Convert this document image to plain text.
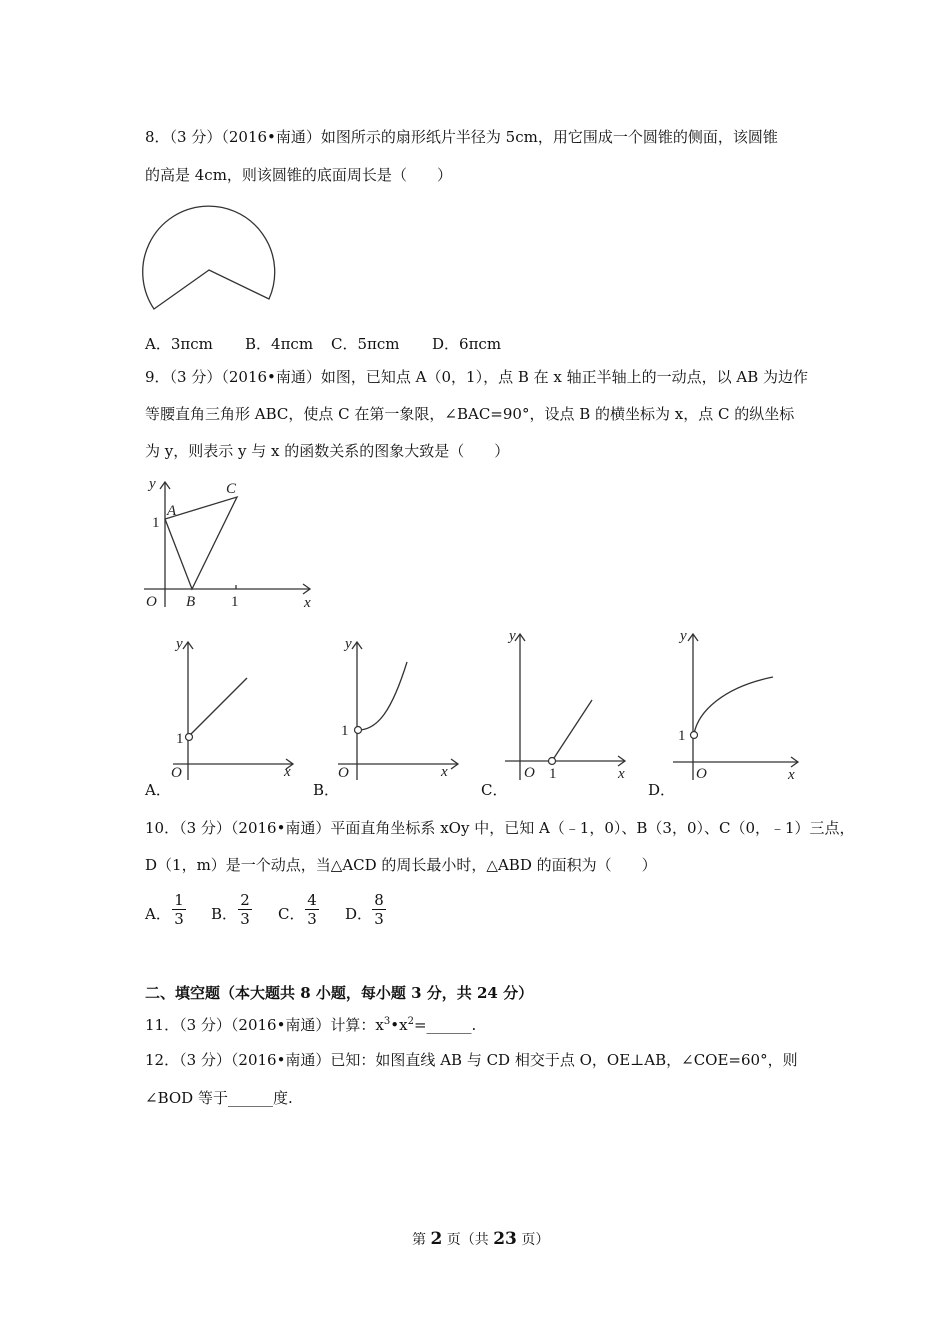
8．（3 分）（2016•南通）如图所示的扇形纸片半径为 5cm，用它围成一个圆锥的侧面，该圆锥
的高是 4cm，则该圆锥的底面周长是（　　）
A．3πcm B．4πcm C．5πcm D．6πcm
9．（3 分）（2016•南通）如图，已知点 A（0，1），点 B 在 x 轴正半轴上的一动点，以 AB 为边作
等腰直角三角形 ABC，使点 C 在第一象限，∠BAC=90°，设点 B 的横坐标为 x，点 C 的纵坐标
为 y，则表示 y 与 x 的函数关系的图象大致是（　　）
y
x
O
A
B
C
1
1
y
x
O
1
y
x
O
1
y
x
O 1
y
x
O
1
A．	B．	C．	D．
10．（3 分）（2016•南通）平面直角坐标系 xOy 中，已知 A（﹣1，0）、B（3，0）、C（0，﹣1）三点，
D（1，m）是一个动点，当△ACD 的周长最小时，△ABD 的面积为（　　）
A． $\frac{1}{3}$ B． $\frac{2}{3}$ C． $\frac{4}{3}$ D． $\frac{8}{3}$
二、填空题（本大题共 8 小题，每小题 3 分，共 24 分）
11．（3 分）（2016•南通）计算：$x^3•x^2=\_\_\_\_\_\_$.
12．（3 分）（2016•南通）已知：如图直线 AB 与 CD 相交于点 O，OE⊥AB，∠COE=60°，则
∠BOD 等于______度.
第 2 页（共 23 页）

========

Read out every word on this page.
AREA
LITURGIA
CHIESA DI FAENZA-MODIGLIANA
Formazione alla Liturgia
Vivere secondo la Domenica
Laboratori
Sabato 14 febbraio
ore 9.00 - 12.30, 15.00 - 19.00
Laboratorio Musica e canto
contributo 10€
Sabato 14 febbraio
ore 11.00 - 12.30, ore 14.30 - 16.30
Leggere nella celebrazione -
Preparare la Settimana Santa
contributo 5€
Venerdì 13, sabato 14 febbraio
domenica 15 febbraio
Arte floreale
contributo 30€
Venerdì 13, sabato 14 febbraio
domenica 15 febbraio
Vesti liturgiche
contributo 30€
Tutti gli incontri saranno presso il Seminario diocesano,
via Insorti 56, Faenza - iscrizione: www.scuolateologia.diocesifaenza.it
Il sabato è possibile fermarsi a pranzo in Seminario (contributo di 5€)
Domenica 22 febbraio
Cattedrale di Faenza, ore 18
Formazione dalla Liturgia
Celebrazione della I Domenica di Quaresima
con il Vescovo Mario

========

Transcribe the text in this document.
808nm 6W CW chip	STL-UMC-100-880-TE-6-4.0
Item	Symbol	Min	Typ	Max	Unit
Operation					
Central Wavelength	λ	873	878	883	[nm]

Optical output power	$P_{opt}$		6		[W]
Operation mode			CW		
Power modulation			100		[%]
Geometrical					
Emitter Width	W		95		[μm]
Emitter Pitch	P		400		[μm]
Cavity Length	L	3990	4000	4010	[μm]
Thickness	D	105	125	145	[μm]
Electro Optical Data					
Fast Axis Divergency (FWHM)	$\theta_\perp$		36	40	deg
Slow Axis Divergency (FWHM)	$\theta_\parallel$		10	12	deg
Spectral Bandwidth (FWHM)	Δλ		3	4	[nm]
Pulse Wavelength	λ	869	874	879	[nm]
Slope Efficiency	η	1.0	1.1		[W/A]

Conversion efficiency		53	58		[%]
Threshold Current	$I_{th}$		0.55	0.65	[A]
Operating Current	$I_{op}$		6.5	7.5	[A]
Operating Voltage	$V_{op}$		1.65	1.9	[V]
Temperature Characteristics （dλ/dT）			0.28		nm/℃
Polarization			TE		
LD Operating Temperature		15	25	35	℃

========

Your objective:
How many lines in the entries contain the string "Axis"? Answer with the number only.

Exercise response:
2